:: What the task requires ::
Gather each line containing the string "SHEET" from these entries.

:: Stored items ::
▼
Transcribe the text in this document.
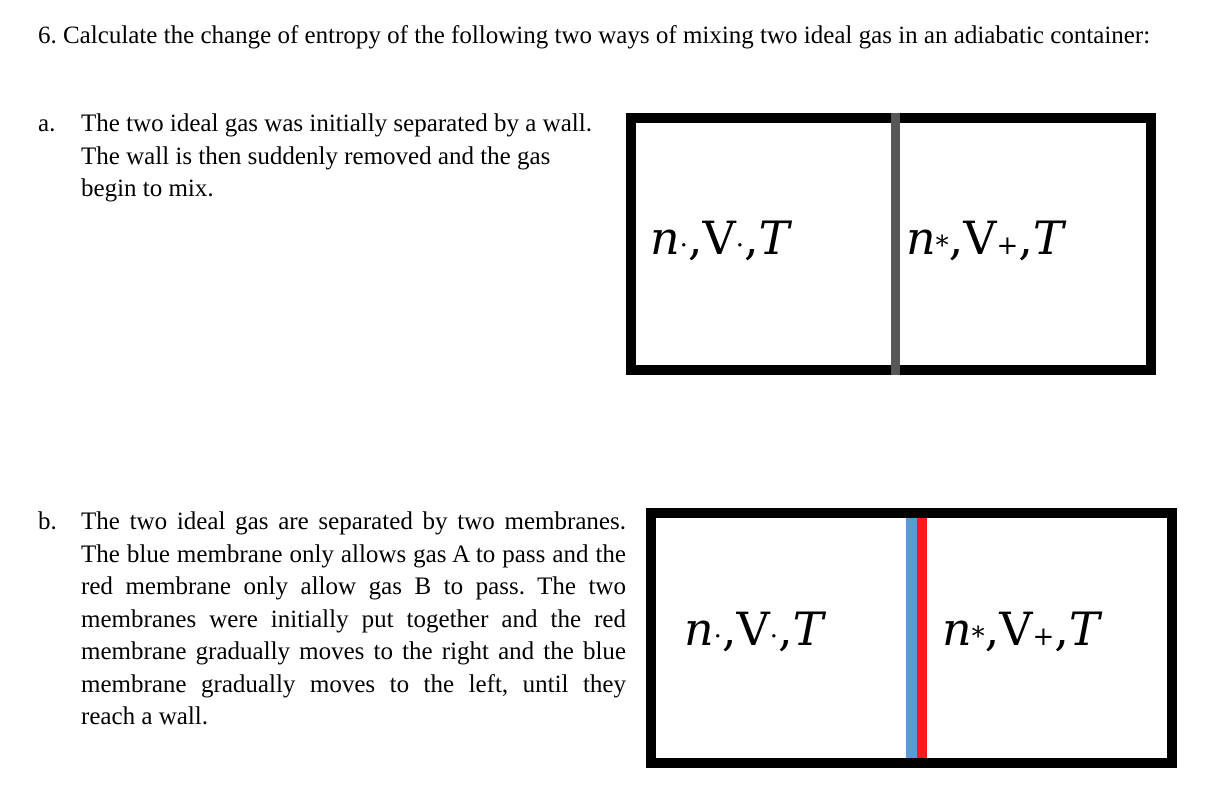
6. Calculate the change of entropy of the following two ways of mixing two ideal gas in an adiabatic container:
a. The two ideal gas was initially separated by a wall. The wall is then suddenly removed and the gas begin to mix.
n·,V·,T	n*,V+,T
b. The two ideal gas are separated by two membranes. The blue membrane only allows gas A to pass and the red membrane only allow gas B to pass. The two membranes were initially put together and the red membrane gradually moves to the right and the blue membrane gradually moves to the left, until they reach a wall.
n·,V·,T	n*,V+,T
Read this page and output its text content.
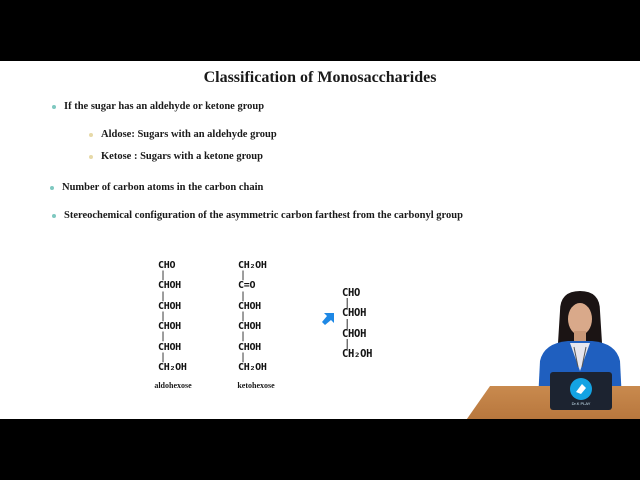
Classification of Monosaccharides
If the sugar has an aldehyde or ketone group
Aldose: Sugars with an aldehyde group
Ketose : Sugars with a ketone group
Number of carbon atoms in the carbon chain
Stereochemical configuration of the asymmetric carbon farthest from the carbonyl group
CHO
|
CHOH
|
CHOH
|
CHOH
|
CHOH
|
CH₂OH
aldohexose
CH₂OH
|
C=O
|
CHOH
|
CHOH
|
CHOH
|
CH₂OH
ketohexose
CHO
|
CHOH
|
CHOH
|
CH₂OH
Dr.K PLAY
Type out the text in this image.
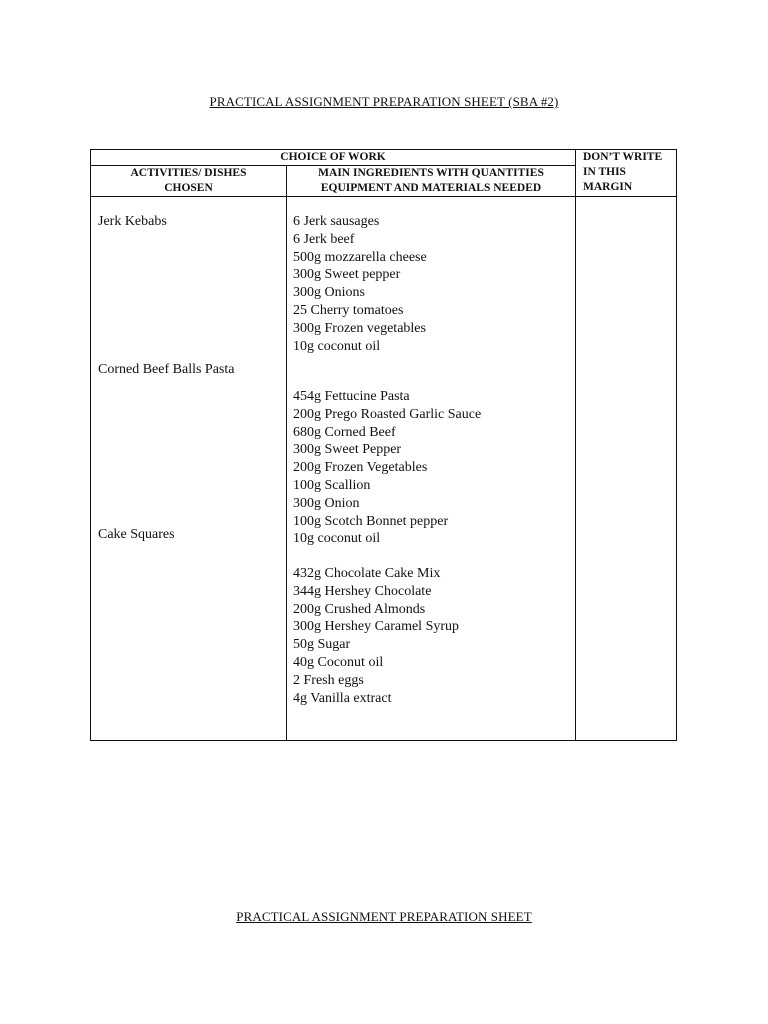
PRACTICAL ASSIGNMENT PREPARATION SHEET (SBA #2)
CHOICE OF WORK
ACTIVITIES/ DISHES
CHOSEN
MAIN INGREDIENTS WITH QUANTITIES
EQUIPMENT AND MATERIALS NEEDED
DON’T WRITE
IN THIS
MARGIN
Jerk Kebabs
Corned Beef Balls Pasta
Cake Squares
6 Jerk sausages
6 Jerk beef
500g mozzarella cheese
300g Sweet pepper
300g Onions
25 Cherry tomatoes
300g Frozen vegetables
10g coconut oil
454g Fettucine Pasta
200g Prego Roasted Garlic Sauce
680g Corned Beef
300g Sweet Pepper
200g Frozen Vegetables
100g Scallion
300g Onion
100g Scotch Bonnet pepper
10g coconut oil
432g Chocolate Cake Mix
344g Hershey Chocolate
200g Crushed Almonds
300g Hershey Caramel Syrup
50g Sugar
40g Coconut oil
2 Fresh eggs
4g Vanilla extract
PRACTICAL ASSIGNMENT PREPARATION SHEET
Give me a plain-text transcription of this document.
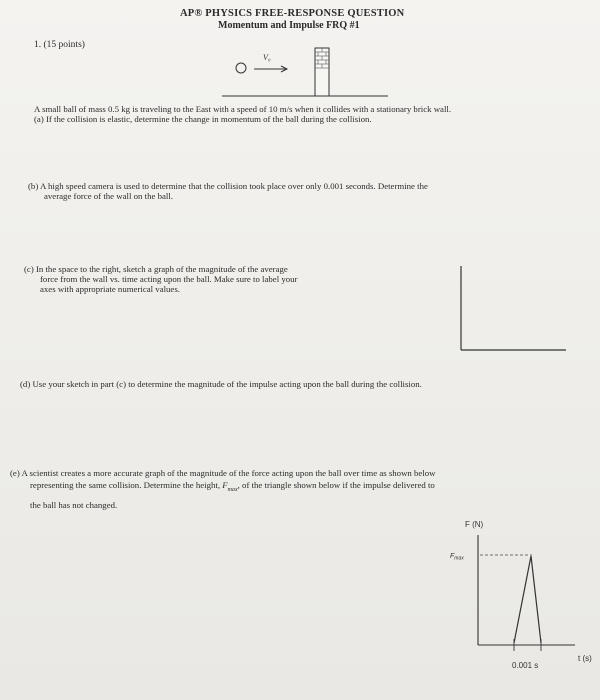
AP® PHYSICS FREE-RESPONSE QUESTION
Momentum and Impulse FRQ #1
1. (15 points)
V₀
A small ball of mass 0.5 kg is traveling to the East with a speed of 10 m/s when it collides with a stationary brick wall.
(a) If the collision is elastic, determine the change in momentum of the ball during the collision.
(b) A high speed camera is used to determine that the collision took place over only 0.001 seconds. Determine the
average force of the wall on the ball.
(c) In the space to the right, sketch a graph of the magnitude of the average
force from the wall vs. time acting upon the ball. Make sure to label your
axes with appropriate numerical values.
(d) Use your sketch in part (c) to determine the magnitude of the impulse acting upon the ball during the collision.
(e) A scientist creates a more accurate graph of the magnitude of the force acting upon the ball over time as shown below
representing the same collision. Determine the height, $F_{max}$, of the triangle shown below if the impulse delivered to
the ball has not changed.
F (N)
$F_{max}$
0.001 s
t (s)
▲
:: Answer to the problem ::
PRACTICAL ASSIGNMENT PREPARATION SHEET (SBA #2)
PRACTICAL ASSIGNMENT PREPARATION SHEET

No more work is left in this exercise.